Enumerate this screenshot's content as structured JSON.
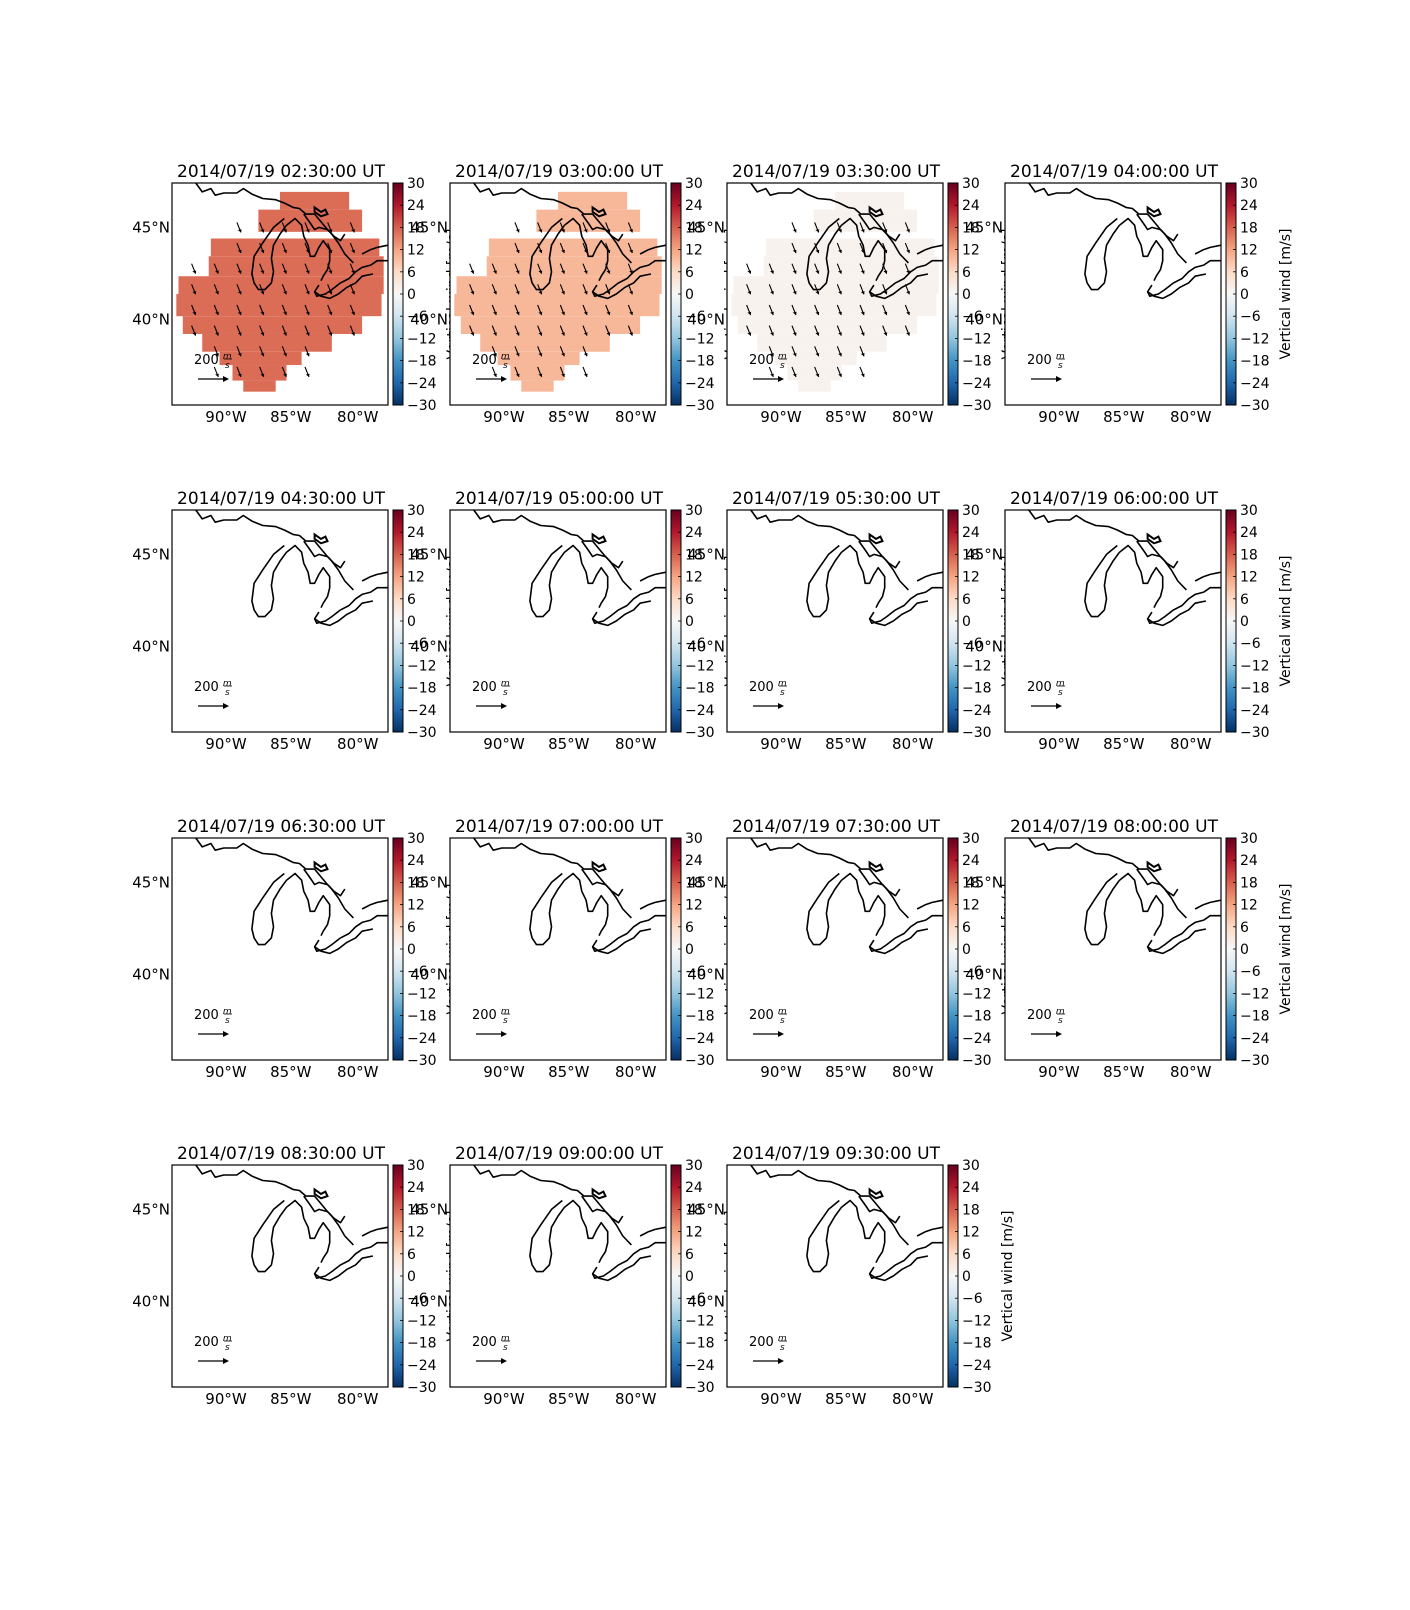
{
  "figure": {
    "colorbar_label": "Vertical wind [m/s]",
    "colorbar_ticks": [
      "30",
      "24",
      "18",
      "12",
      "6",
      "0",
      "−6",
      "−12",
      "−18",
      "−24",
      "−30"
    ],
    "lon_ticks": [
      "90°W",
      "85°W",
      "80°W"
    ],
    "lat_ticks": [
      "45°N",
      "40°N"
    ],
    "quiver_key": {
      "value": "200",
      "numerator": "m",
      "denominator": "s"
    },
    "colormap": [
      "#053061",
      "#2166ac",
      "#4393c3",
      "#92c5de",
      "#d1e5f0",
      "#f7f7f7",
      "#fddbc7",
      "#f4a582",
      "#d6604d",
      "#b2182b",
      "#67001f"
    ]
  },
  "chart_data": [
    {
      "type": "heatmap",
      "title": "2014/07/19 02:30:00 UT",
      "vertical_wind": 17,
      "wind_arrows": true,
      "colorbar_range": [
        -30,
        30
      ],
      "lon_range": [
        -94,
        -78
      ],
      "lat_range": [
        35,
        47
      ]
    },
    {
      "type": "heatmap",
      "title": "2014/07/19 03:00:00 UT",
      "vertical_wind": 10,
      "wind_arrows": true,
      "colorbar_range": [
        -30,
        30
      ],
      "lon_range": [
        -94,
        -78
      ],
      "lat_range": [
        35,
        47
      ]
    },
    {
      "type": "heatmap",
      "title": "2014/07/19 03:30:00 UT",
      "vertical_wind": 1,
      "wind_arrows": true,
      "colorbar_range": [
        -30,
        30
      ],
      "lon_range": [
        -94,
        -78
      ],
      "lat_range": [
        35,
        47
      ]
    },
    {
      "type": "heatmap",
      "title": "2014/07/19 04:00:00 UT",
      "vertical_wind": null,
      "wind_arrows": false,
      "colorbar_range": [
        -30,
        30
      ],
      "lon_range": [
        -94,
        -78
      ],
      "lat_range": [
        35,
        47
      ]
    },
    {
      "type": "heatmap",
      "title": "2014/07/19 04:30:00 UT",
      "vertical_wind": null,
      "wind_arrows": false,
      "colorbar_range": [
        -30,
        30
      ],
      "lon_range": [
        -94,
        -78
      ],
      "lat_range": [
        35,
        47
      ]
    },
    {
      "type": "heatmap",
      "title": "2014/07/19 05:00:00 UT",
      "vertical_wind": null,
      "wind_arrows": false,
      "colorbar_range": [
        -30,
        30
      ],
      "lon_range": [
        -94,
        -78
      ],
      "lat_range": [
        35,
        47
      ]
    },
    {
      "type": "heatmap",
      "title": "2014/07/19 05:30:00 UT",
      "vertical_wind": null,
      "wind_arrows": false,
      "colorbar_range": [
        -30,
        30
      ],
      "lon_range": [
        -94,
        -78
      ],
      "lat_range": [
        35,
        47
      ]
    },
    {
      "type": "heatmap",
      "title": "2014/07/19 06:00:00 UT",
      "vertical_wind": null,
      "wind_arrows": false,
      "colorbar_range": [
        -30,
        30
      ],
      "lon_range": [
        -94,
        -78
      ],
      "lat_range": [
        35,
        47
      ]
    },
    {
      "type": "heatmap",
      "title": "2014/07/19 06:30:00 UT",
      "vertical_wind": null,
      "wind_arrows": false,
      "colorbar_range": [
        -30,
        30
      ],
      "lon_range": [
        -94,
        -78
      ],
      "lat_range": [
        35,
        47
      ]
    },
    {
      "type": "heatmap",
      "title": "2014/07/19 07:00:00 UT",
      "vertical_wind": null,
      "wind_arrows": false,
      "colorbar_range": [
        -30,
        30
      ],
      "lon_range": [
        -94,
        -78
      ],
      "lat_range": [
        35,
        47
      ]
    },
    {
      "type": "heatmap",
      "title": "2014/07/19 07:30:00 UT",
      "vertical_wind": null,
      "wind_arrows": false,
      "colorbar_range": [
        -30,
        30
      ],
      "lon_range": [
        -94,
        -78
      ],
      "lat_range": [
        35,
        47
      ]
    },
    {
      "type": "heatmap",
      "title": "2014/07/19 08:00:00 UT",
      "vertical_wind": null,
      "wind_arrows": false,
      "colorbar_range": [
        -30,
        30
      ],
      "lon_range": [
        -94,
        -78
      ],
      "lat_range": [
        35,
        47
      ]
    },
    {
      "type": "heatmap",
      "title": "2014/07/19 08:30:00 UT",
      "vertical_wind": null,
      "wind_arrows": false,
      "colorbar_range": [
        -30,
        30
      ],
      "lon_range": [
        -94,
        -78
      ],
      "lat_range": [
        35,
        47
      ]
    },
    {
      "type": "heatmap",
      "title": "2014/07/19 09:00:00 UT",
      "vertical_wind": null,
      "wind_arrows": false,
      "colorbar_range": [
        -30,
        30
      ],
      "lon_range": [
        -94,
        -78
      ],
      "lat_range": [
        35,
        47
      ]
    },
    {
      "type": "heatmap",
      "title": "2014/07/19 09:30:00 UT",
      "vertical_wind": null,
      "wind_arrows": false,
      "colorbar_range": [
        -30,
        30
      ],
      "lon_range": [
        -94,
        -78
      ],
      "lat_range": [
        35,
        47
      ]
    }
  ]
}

-------------------------

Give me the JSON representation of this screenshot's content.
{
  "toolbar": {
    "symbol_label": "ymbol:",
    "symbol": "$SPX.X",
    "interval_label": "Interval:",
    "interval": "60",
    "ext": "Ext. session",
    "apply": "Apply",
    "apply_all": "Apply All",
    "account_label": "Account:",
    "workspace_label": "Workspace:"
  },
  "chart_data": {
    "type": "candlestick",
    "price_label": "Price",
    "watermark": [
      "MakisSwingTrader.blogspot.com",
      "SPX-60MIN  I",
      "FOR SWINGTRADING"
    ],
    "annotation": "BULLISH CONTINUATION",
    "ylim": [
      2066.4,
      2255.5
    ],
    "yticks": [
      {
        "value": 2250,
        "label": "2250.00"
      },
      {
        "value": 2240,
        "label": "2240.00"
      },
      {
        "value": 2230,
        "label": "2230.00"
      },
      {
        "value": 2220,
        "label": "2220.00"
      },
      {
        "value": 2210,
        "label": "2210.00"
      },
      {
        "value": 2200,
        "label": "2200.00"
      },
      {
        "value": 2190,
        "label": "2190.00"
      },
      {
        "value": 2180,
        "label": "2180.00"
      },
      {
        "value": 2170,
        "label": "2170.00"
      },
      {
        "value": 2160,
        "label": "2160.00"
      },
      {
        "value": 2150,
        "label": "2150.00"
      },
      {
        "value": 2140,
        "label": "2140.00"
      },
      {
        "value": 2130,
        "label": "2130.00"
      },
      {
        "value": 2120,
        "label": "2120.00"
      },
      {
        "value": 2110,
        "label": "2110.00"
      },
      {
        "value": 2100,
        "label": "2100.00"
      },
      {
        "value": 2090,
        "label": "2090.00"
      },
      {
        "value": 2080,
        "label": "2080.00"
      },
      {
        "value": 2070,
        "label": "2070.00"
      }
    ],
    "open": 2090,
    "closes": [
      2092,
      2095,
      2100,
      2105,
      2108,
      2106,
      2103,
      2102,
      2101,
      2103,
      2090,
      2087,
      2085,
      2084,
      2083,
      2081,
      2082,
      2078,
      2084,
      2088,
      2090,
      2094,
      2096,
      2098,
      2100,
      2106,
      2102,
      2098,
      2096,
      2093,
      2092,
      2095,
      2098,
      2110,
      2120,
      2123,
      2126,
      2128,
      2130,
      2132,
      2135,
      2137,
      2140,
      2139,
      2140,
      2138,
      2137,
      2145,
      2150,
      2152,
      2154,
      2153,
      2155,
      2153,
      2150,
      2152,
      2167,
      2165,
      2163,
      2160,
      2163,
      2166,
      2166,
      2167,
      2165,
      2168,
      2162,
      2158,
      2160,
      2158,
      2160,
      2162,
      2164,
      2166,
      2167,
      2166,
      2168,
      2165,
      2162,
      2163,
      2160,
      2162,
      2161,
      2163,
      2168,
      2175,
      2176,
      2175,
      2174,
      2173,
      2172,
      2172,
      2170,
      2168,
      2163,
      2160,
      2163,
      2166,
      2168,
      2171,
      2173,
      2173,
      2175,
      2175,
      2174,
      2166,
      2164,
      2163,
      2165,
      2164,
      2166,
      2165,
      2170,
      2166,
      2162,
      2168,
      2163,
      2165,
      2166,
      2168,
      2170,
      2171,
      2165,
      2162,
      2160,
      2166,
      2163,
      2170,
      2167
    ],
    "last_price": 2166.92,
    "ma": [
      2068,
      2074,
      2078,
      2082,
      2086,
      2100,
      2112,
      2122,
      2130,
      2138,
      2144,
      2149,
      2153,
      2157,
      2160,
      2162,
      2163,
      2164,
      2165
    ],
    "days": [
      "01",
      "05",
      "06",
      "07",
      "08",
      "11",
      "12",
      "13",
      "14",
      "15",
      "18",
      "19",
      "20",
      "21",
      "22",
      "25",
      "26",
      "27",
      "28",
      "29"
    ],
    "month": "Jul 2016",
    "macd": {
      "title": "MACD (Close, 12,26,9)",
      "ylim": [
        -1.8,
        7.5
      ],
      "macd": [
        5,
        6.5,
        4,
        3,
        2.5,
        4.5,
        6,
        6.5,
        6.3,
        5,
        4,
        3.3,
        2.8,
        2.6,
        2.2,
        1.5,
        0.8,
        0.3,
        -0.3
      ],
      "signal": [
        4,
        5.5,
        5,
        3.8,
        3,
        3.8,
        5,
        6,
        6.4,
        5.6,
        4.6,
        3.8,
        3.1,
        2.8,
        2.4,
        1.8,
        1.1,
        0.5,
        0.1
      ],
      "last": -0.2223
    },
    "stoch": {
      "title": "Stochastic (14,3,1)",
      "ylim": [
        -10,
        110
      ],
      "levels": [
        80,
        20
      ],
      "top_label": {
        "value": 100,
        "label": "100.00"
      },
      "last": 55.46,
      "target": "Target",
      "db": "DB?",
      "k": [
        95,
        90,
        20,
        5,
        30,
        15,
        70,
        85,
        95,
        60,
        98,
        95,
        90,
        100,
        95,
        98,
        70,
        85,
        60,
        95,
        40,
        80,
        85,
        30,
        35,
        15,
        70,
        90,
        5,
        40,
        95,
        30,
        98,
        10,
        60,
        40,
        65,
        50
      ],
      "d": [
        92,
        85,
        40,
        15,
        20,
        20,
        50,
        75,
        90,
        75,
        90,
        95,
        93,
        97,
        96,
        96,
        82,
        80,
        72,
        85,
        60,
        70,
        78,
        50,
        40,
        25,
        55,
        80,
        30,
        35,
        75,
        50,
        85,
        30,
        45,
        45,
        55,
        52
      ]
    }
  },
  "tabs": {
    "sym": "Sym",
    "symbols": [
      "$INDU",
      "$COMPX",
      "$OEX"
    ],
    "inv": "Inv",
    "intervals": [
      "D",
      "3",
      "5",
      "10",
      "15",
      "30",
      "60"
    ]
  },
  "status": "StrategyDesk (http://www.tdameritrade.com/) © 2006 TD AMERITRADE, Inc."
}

-------------------------

Go over the entries above and say how many lines hold the string "content", with no other text.

• [RIGHT ANSWER]
2